··· SOURCE DATA
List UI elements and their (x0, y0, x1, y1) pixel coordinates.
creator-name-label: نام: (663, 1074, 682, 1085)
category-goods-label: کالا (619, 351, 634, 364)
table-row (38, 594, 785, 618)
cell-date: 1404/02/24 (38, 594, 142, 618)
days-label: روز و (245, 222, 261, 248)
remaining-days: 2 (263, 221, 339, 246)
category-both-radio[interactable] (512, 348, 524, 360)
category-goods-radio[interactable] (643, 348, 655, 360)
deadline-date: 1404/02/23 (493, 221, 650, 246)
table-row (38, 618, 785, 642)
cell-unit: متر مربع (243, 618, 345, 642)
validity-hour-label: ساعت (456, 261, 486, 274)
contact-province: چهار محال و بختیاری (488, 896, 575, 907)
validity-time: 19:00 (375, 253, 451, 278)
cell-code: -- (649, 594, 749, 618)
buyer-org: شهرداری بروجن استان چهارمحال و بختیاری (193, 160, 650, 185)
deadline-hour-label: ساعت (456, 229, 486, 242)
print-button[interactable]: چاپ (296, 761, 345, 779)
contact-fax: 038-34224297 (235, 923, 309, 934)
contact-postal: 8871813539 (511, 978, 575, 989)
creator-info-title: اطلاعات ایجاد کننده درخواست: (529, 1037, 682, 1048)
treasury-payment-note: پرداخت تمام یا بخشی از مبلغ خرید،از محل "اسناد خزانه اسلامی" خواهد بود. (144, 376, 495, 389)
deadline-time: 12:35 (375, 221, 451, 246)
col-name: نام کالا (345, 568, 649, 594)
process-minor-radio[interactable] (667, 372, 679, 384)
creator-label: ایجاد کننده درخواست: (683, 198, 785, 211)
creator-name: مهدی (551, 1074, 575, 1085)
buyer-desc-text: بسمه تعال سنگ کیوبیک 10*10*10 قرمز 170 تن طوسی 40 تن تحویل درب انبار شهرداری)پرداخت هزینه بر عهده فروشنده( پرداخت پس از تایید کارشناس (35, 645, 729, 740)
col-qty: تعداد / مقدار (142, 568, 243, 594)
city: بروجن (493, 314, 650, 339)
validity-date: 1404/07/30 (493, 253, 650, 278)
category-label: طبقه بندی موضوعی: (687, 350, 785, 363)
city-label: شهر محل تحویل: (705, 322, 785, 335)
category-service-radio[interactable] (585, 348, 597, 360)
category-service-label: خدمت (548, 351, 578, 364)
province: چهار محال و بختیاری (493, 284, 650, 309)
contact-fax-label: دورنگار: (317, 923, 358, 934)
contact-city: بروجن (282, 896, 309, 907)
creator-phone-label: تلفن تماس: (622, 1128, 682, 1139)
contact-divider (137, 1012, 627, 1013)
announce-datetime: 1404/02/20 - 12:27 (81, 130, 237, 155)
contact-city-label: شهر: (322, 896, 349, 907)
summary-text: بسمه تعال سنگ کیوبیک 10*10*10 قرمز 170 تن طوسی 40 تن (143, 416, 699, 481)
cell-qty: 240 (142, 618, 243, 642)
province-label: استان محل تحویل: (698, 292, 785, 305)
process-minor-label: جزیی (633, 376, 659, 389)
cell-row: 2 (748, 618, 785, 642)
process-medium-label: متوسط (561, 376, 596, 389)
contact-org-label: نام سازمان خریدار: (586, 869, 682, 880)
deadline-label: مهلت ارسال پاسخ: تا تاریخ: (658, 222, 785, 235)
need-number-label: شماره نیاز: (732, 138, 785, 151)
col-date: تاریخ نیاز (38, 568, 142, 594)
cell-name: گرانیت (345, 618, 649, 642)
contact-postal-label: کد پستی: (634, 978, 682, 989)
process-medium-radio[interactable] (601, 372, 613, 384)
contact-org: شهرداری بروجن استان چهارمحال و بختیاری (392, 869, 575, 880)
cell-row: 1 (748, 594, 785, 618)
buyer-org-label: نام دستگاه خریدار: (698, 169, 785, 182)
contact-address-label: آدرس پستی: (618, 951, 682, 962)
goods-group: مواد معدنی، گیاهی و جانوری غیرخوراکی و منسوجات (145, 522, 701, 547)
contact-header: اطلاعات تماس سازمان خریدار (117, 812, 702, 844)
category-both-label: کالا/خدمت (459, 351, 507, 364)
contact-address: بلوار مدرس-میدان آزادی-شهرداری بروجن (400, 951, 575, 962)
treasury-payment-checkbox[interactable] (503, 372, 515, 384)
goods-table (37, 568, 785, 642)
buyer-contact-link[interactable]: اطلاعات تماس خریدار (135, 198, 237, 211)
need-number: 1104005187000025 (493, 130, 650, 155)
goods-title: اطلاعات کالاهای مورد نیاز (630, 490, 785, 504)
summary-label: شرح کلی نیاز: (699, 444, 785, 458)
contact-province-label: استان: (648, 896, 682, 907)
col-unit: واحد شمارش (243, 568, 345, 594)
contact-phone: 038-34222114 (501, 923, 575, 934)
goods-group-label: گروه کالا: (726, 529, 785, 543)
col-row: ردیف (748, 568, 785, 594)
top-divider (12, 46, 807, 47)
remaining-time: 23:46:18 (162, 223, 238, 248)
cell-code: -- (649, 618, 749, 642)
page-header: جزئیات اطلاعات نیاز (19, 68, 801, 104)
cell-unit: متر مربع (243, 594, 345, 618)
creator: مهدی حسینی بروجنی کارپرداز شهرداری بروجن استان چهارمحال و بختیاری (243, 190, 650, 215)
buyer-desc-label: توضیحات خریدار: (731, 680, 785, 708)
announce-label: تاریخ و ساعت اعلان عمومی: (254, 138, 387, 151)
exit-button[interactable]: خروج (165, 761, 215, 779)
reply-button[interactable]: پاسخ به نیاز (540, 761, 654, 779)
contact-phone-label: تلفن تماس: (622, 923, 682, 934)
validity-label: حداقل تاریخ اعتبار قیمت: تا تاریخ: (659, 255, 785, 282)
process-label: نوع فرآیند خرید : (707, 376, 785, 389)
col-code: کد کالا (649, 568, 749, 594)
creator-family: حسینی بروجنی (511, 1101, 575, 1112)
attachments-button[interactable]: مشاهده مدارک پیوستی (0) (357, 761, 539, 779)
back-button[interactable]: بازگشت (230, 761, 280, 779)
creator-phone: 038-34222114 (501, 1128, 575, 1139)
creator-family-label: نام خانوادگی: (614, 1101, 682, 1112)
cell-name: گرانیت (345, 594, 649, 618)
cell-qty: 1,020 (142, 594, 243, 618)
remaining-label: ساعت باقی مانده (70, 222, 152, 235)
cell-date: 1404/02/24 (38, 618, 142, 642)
······
STATED PROBLEM: Copy every line of the items above without changing anything.

RESULT:
List UI elements and their (x0, y0, x1, y1) pixel coordinates.
creator-name-label: نام: (663, 1074, 682, 1085)
category-goods-label: کالا (619, 351, 634, 364)
table-row (38, 594, 785, 618)
cell-date: 1404/02/24 (38, 594, 142, 618)
days-label: روز و (245, 222, 261, 248)
remaining-days: 2 (263, 221, 339, 246)
category-both-radio[interactable] (512, 348, 524, 360)
category-goods-radio[interactable] (643, 348, 655, 360)
deadline-date: 1404/02/23 (493, 221, 650, 246)
table-row (38, 618, 785, 642)
cell-unit: متر مربع (243, 618, 345, 642)
validity-hour-label: ساعت (456, 261, 486, 274)
contact-province: چهار محال و بختیاری (488, 896, 575, 907)
validity-time: 19:00 (375, 253, 451, 278)
cell-code: -- (649, 594, 749, 618)
buyer-org: شهرداری بروجن استان چهارمحال و بختیاری (193, 160, 650, 185)
deadline-hour-label: ساعت (456, 229, 486, 242)
print-button[interactable]: چاپ (296, 761, 345, 779)
contact-fax: 038-34224297 (235, 923, 309, 934)
contact-postal: 8871813539 (511, 978, 575, 989)
creator-info-title: اطلاعات ایجاد کننده درخواست: (529, 1037, 682, 1048)
treasury-payment-note: پرداخت تمام یا بخشی از مبلغ خرید،از محل "اسناد خزانه اسلامی" خواهد بود. (144, 376, 495, 389)
deadline-time: 12:35 (375, 221, 451, 246)
col-name: نام کالا (345, 568, 649, 594)
process-minor-radio[interactable] (667, 372, 679, 384)
creator-label: ایجاد کننده درخواست: (683, 198, 785, 211)
creator-name: مهدی (551, 1074, 575, 1085)
buyer-desc-text: بسمه تعال سنگ کیوبیک 10*10*10 قرمز 170 تن طوسی 40 تن تحویل درب انبار شهرداری)پرداخت هزینه بر عهده فروشنده( پرداخت پس از تایید کارشناس (35, 645, 729, 740)
col-qty: تعداد / مقدار (142, 568, 243, 594)
city: بروجن (493, 314, 650, 339)
validity-date: 1404/07/30 (493, 253, 650, 278)
category-label: طبقه بندی موضوعی: (687, 350, 785, 363)
city-label: شهر محل تحویل: (705, 322, 785, 335)
category-service-radio[interactable] (585, 348, 597, 360)
category-service-label: خدمت (548, 351, 578, 364)
province: چهار محال و بختیاری (493, 284, 650, 309)
contact-fax-label: دورنگار: (317, 923, 358, 934)
contact-city: بروجن (282, 896, 309, 907)
creator-phone-label: تلفن تماس: (622, 1128, 682, 1139)
contact-divider (137, 1012, 627, 1013)
announce-datetime: 1404/02/20 - 12:27 (81, 130, 237, 155)
contact-city-label: شهر: (322, 896, 349, 907)
summary-text: بسمه تعال سنگ کیوبیک 10*10*10 قرمز 170 تن طوسی 40 تن (143, 416, 699, 481)
cell-qty: 240 (142, 618, 243, 642)
province-label: استان محل تحویل: (698, 292, 785, 305)
process-minor-label: جزیی (633, 376, 659, 389)
cell-row: 2 (748, 618, 785, 642)
process-medium-label: متوسط (561, 376, 596, 389)
contact-org-label: نام سازمان خریدار: (586, 869, 682, 880)
deadline-label: مهلت ارسال پاسخ: تا تاریخ: (658, 222, 785, 235)
need-number-label: شماره نیاز: (732, 138, 785, 151)
col-date: تاریخ نیاز (38, 568, 142, 594)
cell-name: گرانیت (345, 618, 649, 642)
contact-postal-label: کد پستی: (634, 978, 682, 989)
process-medium-radio[interactable] (601, 372, 613, 384)
contact-org: شهرداری بروجن استان چهارمحال و بختیاری (392, 869, 575, 880)
cell-row: 1 (748, 594, 785, 618)
buyer-org-label: نام دستگاه خریدار: (698, 169, 785, 182)
contact-address-label: آدرس پستی: (618, 951, 682, 962)
goods-group: مواد معدنی، گیاهی و جانوری غیرخوراکی و منسوجات (145, 522, 701, 547)
contact-header: اطلاعات تماس سازمان خریدار (117, 812, 702, 844)
category-both-label: کالا/خدمت (459, 351, 507, 364)
contact-address: بلوار مدرس-میدان آزادی-شهرداری بروجن (400, 951, 575, 962)
treasury-payment-checkbox[interactable] (503, 372, 515, 384)
goods-table (37, 568, 785, 642)
buyer-contact-link[interactable]: اطلاعات تماس خریدار (135, 198, 237, 211)
need-number: 1104005187000025 (493, 130, 650, 155)
goods-title: اطلاعات کالاهای مورد نیاز (630, 490, 785, 504)
summary-label: شرح کلی نیاز: (699, 444, 785, 458)
contact-province-label: استان: (648, 896, 682, 907)
col-unit: واحد شمارش (243, 568, 345, 594)
contact-phone: 038-34222114 (501, 923, 575, 934)
goods-group-label: گروه کالا: (726, 529, 785, 543)
col-row: ردیف (748, 568, 785, 594)
top-divider (12, 46, 807, 47)
remaining-time: 23:46:18 (162, 223, 238, 248)
cell-code: -- (649, 618, 749, 642)
page-header: جزئیات اطلاعات نیاز (19, 68, 801, 104)
cell-unit: متر مربع (243, 594, 345, 618)
creator: مهدی حسینی بروجنی کارپرداز شهرداری بروجن استان چهارمحال و بختیاری (243, 190, 650, 215)
buyer-desc-label: توضیحات خریدار: (731, 680, 785, 708)
announce-label: تاریخ و ساعت اعلان عمومی: (254, 138, 387, 151)
exit-button[interactable]: خروج (165, 761, 215, 779)
reply-button[interactable]: پاسخ به نیاز (540, 761, 654, 779)
contact-phone-label: تلفن تماس: (622, 923, 682, 934)
validity-label: حداقل تاریخ اعتبار قیمت: تا تاریخ: (659, 255, 785, 282)
process-label: نوع فرآیند خرید : (707, 376, 785, 389)
col-code: کد کالا (649, 568, 749, 594)
creator-family: حسینی بروجنی (511, 1101, 575, 1112)
attachments-button[interactable]: مشاهده مدارک پیوستی (0) (357, 761, 539, 779)
back-button[interactable]: بازگشت (230, 761, 280, 779)
creator-phone: 038-34222114 (501, 1128, 575, 1139)
creator-family-label: نام خانوادگی: (614, 1101, 682, 1112)
cell-name: گرانیت (345, 594, 649, 618)
cell-qty: 1,020 (142, 594, 243, 618)
remaining-label: ساعت باقی مانده (70, 222, 152, 235)
cell-date: 1404/02/24 (38, 618, 142, 642)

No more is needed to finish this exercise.